Layout coordinate data:
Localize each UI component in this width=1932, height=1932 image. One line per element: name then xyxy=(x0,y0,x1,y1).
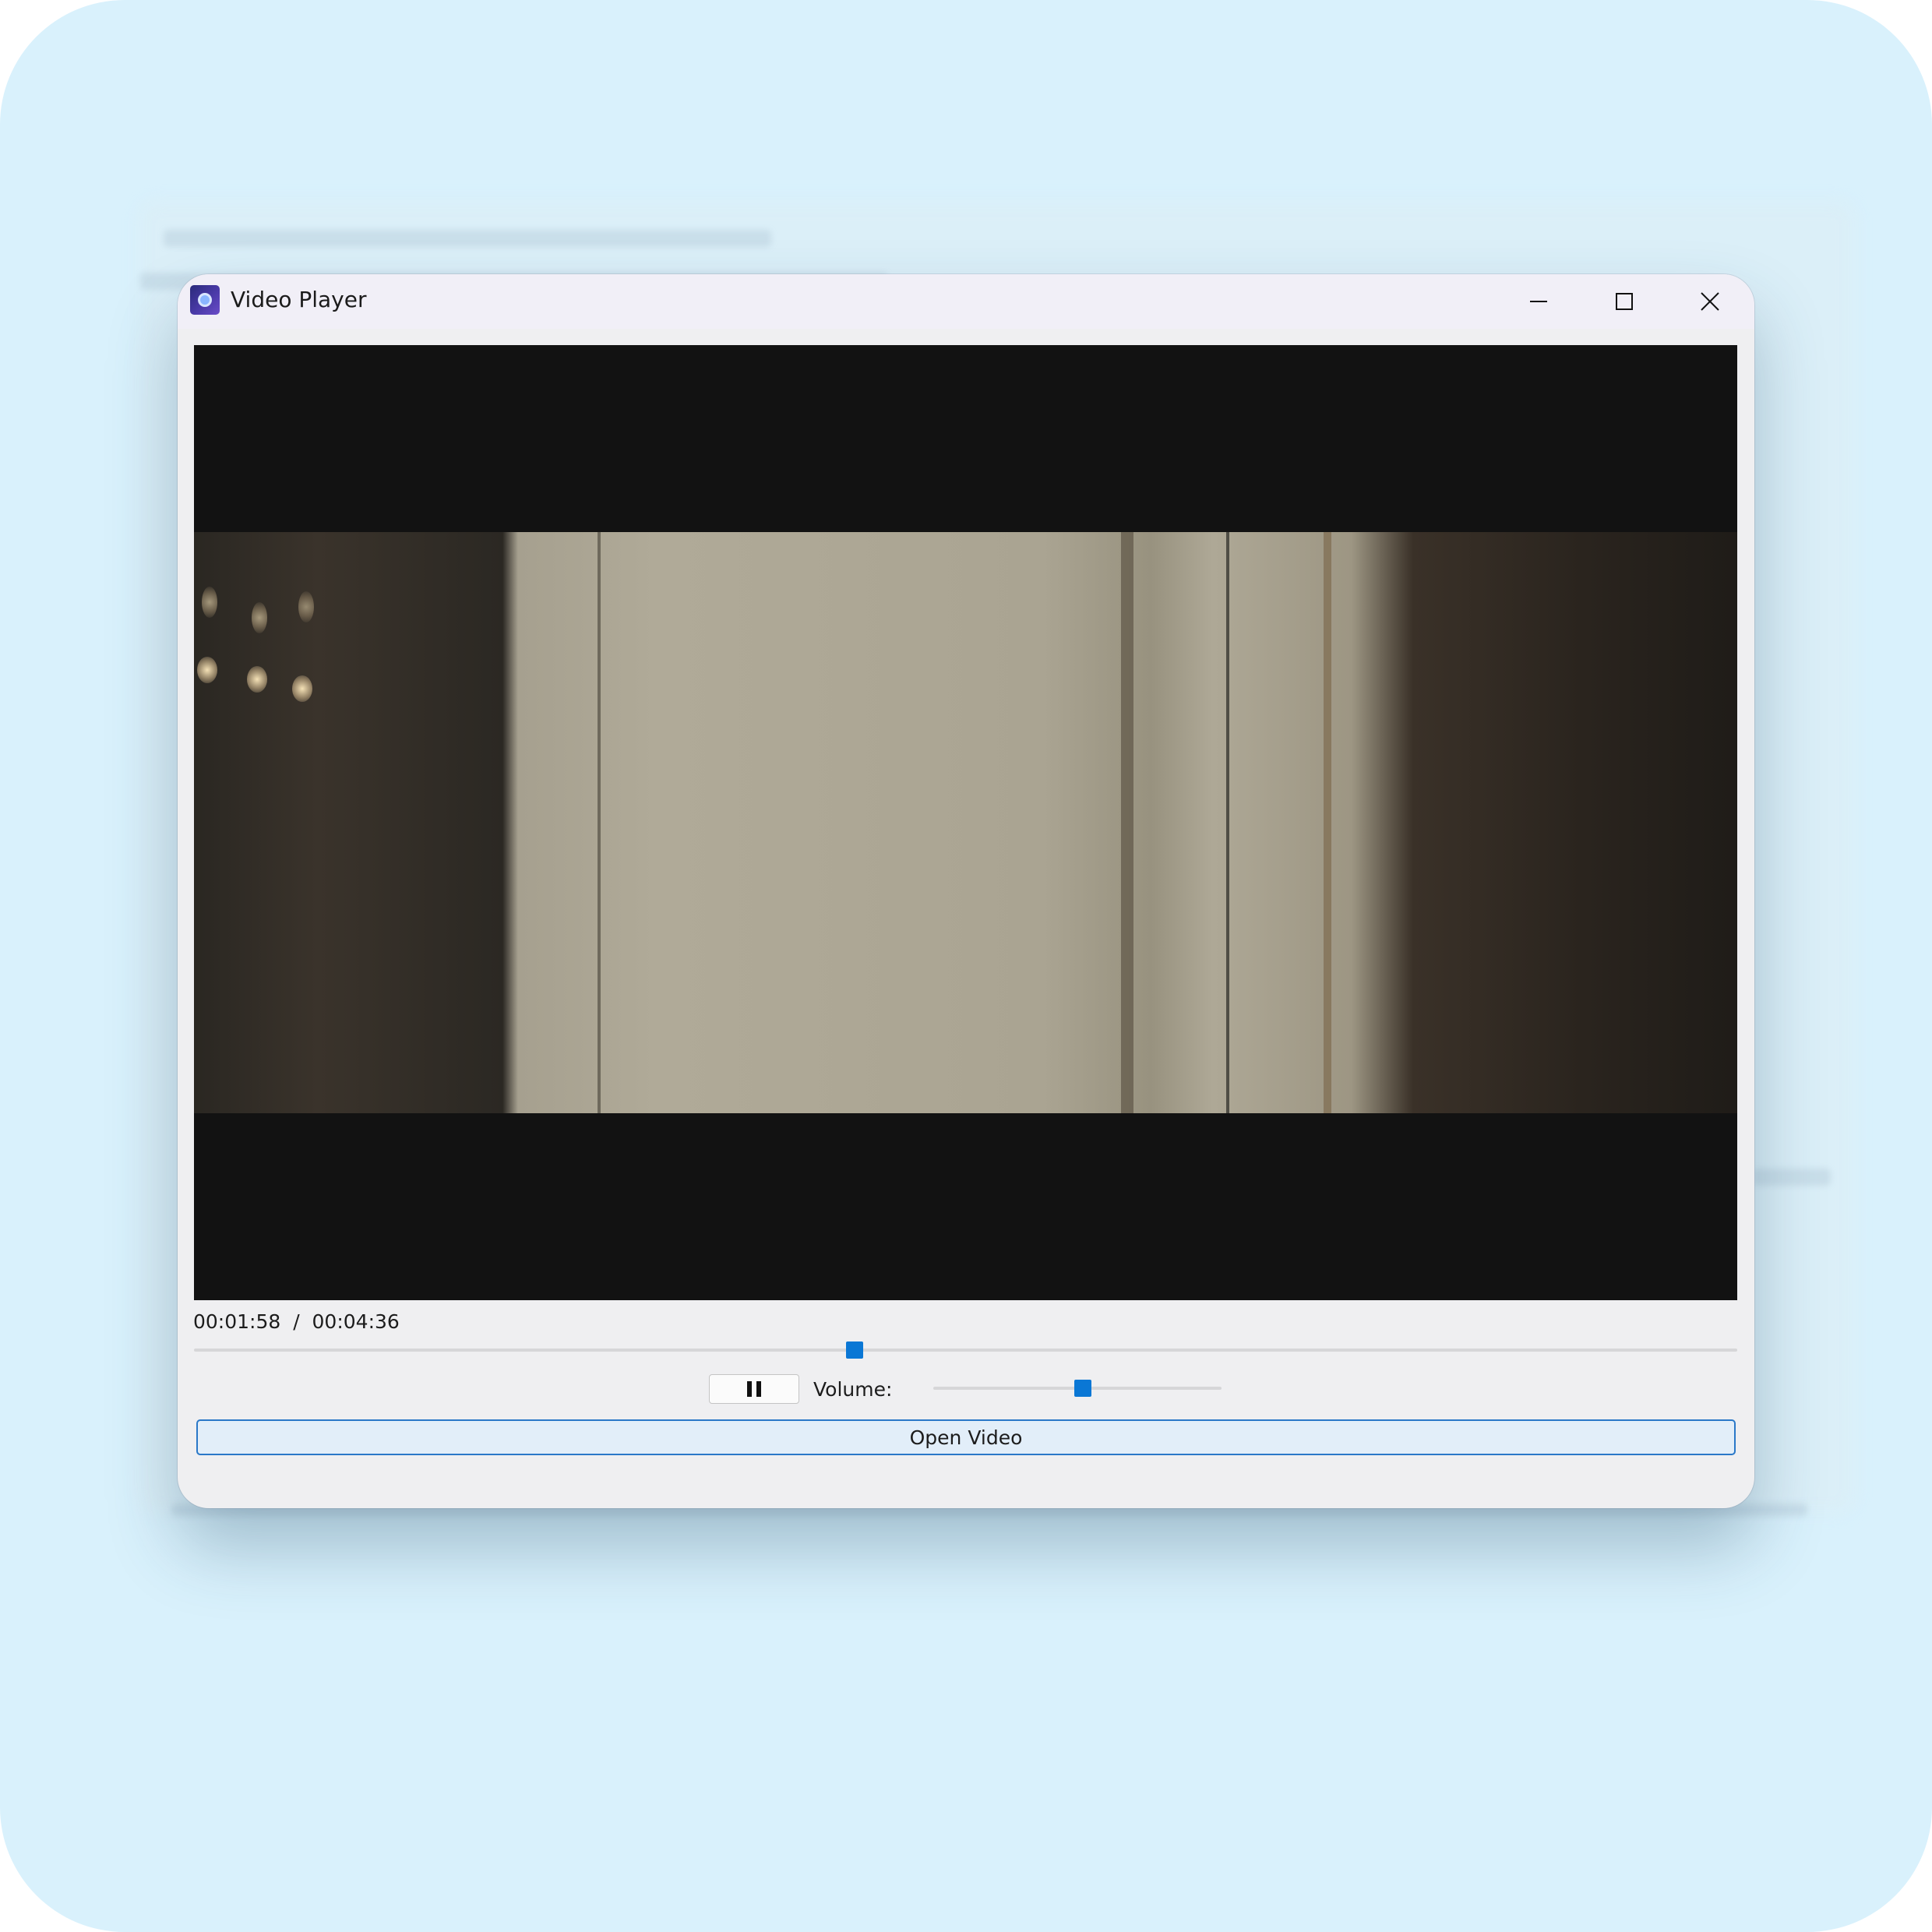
seek-slider-handle[interactable] xyxy=(845,1341,863,1359)
door-edge xyxy=(598,532,601,1113)
door-edge xyxy=(1324,532,1331,1113)
video-player-app-icon xyxy=(190,285,220,315)
video-frame xyxy=(194,532,1737,1113)
minimize-icon xyxy=(1530,301,1547,302)
background-text-blur xyxy=(1753,1169,1831,1186)
title-bar[interactable]: Video Player xyxy=(178,274,1754,329)
video-player-window: Video Player 00:01:58 / 00:04:36 Volume:… xyxy=(178,274,1754,1508)
pause-icon xyxy=(747,1381,761,1397)
seek-slider[interactable] xyxy=(194,1341,1737,1359)
bokeh-light xyxy=(202,587,217,618)
bokeh-light xyxy=(292,675,312,702)
maximize-icon xyxy=(1616,293,1633,310)
door-edge xyxy=(1121,532,1133,1113)
bokeh-light xyxy=(247,666,267,693)
door-edge xyxy=(1226,532,1229,1113)
bokeh-light xyxy=(252,602,267,633)
desktop-background: Video Player 00:01:58 / 00:04:36 Volume:… xyxy=(0,0,1932,1932)
time-display: 00:01:58 / 00:04:36 xyxy=(193,1310,400,1333)
volume-slider-handle[interactable] xyxy=(1074,1380,1092,1397)
open-video-button[interactable]: Open Video xyxy=(196,1419,1736,1455)
time-separator: / xyxy=(293,1310,300,1333)
current-time: 00:01:58 xyxy=(193,1310,281,1333)
maximize-button[interactable] xyxy=(1581,274,1667,329)
close-button[interactable] xyxy=(1667,274,1753,329)
minimize-button[interactable] xyxy=(1496,274,1581,329)
total-time: 00:04:36 xyxy=(312,1310,400,1333)
window-title: Video Player xyxy=(231,287,367,312)
close-icon xyxy=(1701,292,1719,311)
volume-label: Volume: xyxy=(813,1378,893,1401)
volume-slider[interactable] xyxy=(933,1380,1222,1397)
video-display[interactable] xyxy=(194,345,1737,1300)
background-text-blur xyxy=(164,230,771,247)
bokeh-light xyxy=(197,657,217,683)
pause-button[interactable] xyxy=(709,1374,799,1404)
bokeh-light xyxy=(298,591,314,622)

**Brief:**
Pull out every line of the entries that contains the string "door", matching its case exactly.

**Answer for this exercise:**
door-edge xyxy=(598,532,601,1113)
door-edge xyxy=(1324,532,1331,1113)
door-edge xyxy=(1121,532,1133,1113)
door-edge xyxy=(1226,532,1229,1113)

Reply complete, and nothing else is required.